Without the images, output each record below as it stands.

Stored items from a collection
══════════

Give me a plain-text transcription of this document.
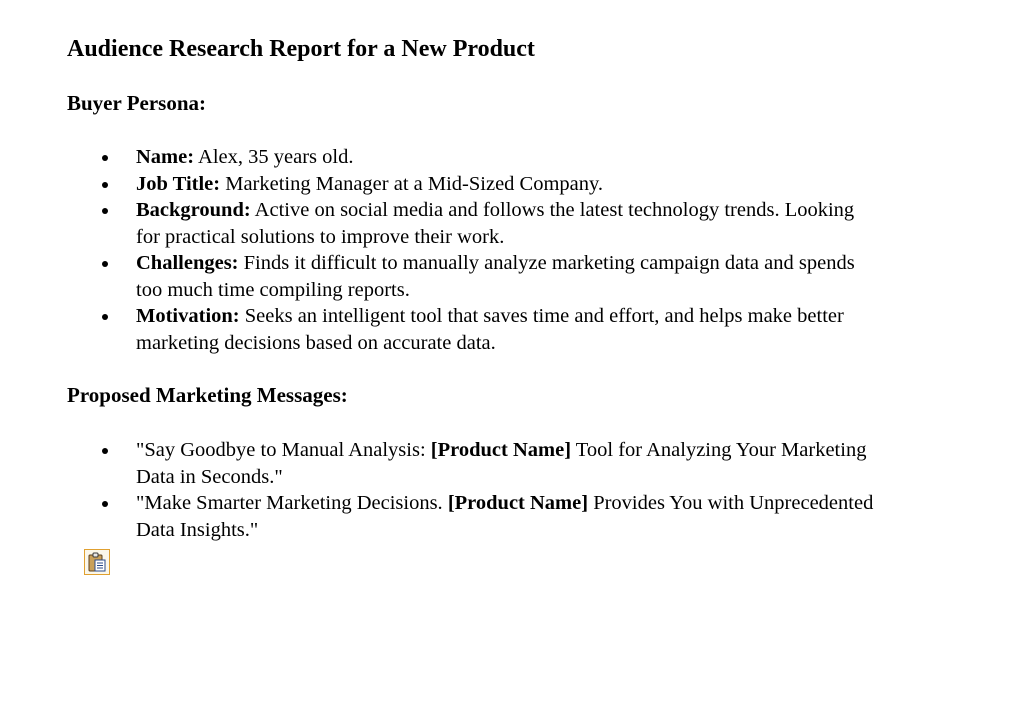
Audience Research Report for a New Product
Buyer Persona:
Name: Alex, 35 years old.
Job Title: Marketing Manager at a Mid-Sized Company.
Background: Active on social media and follows the latest technology trends. Looking for practical solutions to improve their work.
Challenges: Finds it difficult to manually analyze marketing campaign data and spends too much time compiling reports.
Motivation: Seeks an intelligent tool that saves time and effort, and helps make better marketing decisions based on accurate data.
Proposed Marketing Messages:
"Say Goodbye to Manual Analysis: [Product Name] Tool for Analyzing Your Marketing Data in Seconds."
"Make Smarter Marketing Decisions. [Product Name] Provides You with Unprecedented Data Insights."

══════════

* Solved exercise *
Give me a plain-text transcription of this document.
Audience Research Report for a New Product
Buyer Persona:
Name: Alex, 35 years old.
Job Title: Marketing Manager at a Mid-Sized Company.
Background: Active on social media and follows the latest technology trends. Looking for practical solutions to improve their work.
Challenges: Finds it difficult to manually analyze marketing campaign data and spends too much time compiling reports.
Motivation: Seeks an intelligent tool that saves time and effort, and helps make better marketing decisions based on accurate data.
Proposed Marketing Messages:
"Say Goodbye to Manual Analysis: [Product Name] Tool for Analyzing Your Marketing Data in Seconds."
"Make Smarter Marketing Decisions. [Product Name] Provides You with Unprecedented Data Insights."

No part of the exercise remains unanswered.